• BRIEF
Copy out only the lines below that contain the string "item". The match is case-sensitive.

• DATA
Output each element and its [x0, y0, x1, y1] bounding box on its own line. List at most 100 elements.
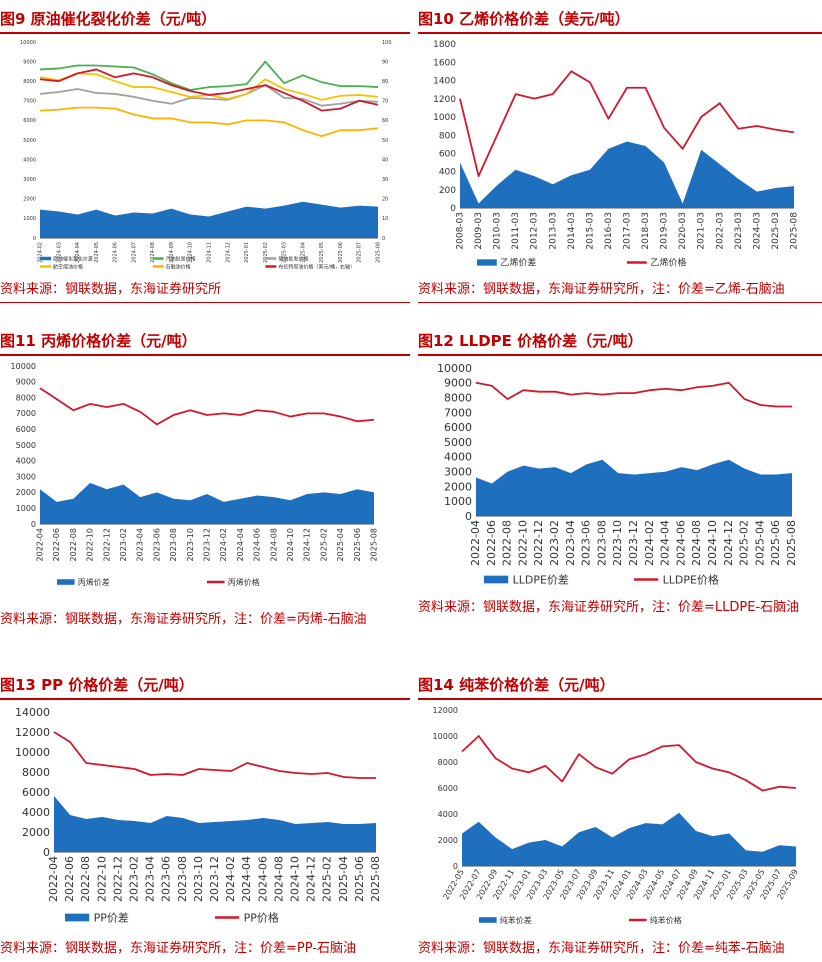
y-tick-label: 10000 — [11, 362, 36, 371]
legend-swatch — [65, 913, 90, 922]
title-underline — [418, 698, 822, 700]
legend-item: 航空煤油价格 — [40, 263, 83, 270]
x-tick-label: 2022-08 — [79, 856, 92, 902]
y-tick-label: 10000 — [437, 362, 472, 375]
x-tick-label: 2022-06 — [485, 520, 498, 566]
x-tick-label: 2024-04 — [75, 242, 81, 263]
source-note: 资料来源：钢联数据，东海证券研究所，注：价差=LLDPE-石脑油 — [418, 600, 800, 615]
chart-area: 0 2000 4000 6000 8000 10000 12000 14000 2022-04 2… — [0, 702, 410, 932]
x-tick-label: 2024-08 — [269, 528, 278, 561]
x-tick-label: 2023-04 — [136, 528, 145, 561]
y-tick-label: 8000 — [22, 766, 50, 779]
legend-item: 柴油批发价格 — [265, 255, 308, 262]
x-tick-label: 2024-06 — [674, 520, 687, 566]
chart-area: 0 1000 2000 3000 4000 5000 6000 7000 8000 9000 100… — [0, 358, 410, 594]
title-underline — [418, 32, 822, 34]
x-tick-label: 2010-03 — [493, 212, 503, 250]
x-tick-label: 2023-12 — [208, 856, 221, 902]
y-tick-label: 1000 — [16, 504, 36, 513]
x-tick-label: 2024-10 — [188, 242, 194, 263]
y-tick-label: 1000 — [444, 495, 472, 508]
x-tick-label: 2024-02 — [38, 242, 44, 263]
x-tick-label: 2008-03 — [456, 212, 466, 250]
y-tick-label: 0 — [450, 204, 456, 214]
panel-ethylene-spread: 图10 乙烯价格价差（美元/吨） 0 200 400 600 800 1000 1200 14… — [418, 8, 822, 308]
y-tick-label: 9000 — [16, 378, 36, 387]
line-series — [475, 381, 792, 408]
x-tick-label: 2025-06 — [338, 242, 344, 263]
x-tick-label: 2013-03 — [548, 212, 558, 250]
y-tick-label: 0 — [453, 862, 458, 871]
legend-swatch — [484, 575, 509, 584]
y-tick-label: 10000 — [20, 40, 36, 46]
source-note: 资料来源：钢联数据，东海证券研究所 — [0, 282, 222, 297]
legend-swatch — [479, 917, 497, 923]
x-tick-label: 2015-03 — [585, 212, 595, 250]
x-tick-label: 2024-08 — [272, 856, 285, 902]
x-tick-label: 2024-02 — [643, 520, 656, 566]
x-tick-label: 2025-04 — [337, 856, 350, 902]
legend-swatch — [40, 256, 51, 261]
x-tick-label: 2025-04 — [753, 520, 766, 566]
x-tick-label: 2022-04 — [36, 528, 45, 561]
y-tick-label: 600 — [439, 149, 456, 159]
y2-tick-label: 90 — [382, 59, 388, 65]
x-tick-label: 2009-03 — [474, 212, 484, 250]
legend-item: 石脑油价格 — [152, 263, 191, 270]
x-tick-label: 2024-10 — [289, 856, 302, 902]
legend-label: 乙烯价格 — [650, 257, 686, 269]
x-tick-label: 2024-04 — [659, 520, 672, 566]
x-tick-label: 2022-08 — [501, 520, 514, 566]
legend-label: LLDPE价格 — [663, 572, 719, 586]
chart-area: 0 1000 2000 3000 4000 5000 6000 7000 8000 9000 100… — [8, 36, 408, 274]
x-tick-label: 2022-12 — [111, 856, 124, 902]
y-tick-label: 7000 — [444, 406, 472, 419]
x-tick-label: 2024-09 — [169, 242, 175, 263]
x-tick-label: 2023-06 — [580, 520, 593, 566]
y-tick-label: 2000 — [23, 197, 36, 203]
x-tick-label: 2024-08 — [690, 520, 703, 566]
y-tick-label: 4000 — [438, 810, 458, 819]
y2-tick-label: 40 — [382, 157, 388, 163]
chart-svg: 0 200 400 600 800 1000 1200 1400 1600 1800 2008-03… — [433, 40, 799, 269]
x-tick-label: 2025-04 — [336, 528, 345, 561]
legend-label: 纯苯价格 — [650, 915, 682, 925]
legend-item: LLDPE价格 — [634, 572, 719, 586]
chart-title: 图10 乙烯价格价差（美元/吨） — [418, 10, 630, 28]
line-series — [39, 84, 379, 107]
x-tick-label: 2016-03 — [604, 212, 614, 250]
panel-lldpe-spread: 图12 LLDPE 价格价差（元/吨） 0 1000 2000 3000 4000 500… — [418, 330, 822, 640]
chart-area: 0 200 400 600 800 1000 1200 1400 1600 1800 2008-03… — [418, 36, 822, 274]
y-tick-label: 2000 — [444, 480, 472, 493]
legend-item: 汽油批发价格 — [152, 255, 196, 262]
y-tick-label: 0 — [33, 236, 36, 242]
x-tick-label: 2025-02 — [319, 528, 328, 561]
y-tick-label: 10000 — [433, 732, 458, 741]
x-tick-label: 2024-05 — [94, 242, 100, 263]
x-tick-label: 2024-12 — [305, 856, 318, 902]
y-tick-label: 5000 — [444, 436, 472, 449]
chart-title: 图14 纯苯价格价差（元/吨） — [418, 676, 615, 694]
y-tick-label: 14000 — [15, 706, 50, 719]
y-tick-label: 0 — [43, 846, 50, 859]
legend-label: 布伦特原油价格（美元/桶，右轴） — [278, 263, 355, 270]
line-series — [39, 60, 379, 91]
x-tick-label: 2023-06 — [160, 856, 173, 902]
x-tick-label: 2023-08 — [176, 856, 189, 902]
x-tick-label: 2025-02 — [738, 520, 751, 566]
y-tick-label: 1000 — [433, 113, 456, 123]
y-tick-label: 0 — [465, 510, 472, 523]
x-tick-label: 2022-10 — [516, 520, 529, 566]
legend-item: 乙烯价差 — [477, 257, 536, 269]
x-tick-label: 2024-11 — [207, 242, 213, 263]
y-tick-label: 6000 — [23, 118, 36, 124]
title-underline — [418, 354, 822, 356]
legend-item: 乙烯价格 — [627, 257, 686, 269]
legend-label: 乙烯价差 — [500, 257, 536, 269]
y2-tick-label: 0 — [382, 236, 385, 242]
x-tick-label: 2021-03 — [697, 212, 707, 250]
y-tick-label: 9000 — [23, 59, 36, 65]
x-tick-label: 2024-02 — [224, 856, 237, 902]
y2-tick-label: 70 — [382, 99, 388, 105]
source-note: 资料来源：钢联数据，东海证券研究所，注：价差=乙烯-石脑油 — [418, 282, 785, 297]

• TASK ANSWER
legend-item: 航空煤油价格 — [40, 263, 83, 270]
legend-item: 柴油批发价格 — [265, 255, 308, 262]
legend-item: 石脑油价格 — [152, 263, 191, 270]
legend-item: LLDPE价格 — [634, 572, 719, 586]
legend-item: 汽油批发价格 — [152, 255, 196, 262]
legend-item: 乙烯价差 — [477, 257, 536, 269]
legend-item: 乙烯价格 — [627, 257, 686, 269]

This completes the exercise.